SET TASK —
In the lines below, how many hold the word "Rhizomes"? Answer only with the number.
--------------------
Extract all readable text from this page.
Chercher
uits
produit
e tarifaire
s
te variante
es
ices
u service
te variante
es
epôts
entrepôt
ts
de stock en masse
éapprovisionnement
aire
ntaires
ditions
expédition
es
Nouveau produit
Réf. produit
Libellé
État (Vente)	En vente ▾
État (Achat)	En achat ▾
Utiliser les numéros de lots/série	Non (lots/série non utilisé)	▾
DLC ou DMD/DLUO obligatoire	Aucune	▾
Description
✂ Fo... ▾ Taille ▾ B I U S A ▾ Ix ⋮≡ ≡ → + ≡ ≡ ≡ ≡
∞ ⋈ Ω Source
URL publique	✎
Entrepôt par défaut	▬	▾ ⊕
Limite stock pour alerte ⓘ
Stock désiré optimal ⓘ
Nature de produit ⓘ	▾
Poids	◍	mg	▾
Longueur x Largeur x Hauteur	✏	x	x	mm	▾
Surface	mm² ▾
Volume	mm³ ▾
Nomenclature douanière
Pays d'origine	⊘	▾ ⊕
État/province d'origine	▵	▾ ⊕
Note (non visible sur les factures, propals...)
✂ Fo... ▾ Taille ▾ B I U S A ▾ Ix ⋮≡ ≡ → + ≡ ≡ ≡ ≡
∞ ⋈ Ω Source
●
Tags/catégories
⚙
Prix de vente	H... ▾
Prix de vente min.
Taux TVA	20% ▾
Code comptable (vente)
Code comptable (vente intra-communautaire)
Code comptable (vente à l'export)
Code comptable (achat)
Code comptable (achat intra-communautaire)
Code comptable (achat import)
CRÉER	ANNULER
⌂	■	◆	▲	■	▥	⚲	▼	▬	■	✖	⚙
--------------------
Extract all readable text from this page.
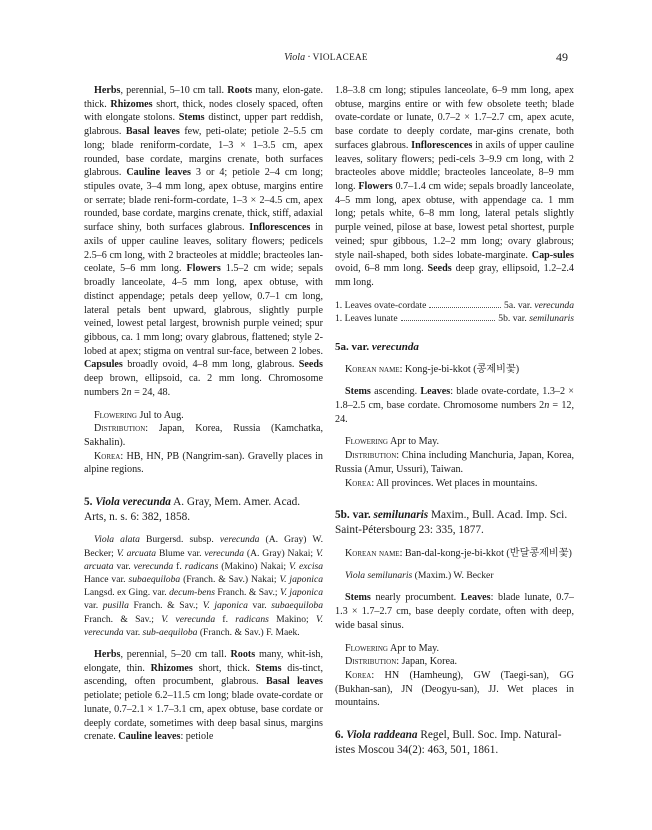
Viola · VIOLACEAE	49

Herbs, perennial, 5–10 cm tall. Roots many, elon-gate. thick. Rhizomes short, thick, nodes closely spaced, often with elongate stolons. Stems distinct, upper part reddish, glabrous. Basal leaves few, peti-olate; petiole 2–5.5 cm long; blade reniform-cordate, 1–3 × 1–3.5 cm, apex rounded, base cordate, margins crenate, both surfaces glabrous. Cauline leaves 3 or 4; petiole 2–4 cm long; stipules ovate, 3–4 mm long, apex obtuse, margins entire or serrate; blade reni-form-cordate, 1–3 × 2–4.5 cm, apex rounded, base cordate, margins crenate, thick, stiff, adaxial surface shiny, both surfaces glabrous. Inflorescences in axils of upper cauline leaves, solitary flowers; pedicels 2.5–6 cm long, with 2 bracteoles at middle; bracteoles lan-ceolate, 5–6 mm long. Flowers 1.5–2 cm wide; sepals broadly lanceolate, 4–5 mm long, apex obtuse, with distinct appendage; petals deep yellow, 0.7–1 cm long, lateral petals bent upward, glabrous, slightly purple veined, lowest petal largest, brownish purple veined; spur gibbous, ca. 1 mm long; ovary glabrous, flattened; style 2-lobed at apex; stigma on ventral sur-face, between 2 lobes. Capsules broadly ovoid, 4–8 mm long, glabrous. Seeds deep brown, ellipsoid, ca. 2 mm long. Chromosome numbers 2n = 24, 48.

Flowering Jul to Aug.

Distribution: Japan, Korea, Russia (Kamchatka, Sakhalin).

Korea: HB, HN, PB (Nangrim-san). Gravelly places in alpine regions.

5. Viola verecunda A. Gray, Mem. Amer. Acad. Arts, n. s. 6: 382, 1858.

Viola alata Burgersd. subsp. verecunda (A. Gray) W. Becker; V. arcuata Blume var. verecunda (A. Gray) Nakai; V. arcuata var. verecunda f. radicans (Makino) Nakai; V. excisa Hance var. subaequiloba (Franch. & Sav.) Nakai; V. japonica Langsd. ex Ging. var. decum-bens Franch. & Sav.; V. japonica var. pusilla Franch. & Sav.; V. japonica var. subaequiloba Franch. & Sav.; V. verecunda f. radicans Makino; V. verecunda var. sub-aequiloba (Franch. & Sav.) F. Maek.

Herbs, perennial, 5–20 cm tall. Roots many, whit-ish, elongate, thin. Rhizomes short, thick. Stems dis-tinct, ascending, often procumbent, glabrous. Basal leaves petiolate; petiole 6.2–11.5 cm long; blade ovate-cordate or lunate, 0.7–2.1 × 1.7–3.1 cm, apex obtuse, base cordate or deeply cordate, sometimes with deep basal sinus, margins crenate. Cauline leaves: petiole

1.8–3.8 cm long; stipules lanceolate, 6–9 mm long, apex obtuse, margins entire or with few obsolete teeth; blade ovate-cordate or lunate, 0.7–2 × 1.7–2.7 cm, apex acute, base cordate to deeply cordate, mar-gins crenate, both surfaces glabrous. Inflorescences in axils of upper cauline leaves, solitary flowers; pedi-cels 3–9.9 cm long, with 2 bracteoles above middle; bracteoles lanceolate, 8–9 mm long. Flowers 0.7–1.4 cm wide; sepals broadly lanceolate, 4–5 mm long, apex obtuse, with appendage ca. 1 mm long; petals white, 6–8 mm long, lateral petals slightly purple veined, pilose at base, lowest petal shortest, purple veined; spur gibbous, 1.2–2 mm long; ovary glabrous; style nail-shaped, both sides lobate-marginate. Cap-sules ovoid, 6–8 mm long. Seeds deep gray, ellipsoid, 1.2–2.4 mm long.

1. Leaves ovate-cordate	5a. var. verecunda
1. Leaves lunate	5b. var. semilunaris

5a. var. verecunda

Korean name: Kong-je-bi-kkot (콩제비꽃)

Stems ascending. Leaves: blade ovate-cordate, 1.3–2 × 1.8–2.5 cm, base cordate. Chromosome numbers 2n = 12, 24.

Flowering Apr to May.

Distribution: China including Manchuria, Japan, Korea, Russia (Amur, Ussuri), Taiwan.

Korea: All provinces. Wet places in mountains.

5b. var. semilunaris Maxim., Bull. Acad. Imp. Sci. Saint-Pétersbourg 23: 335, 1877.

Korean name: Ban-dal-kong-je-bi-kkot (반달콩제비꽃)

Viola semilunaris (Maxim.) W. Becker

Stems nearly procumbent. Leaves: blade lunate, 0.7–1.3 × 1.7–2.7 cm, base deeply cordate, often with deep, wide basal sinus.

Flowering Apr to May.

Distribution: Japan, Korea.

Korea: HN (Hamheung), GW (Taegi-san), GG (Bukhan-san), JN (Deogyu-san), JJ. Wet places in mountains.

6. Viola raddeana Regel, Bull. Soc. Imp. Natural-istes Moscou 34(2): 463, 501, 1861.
--------------------
REPLY TO THE EXERCISE —
2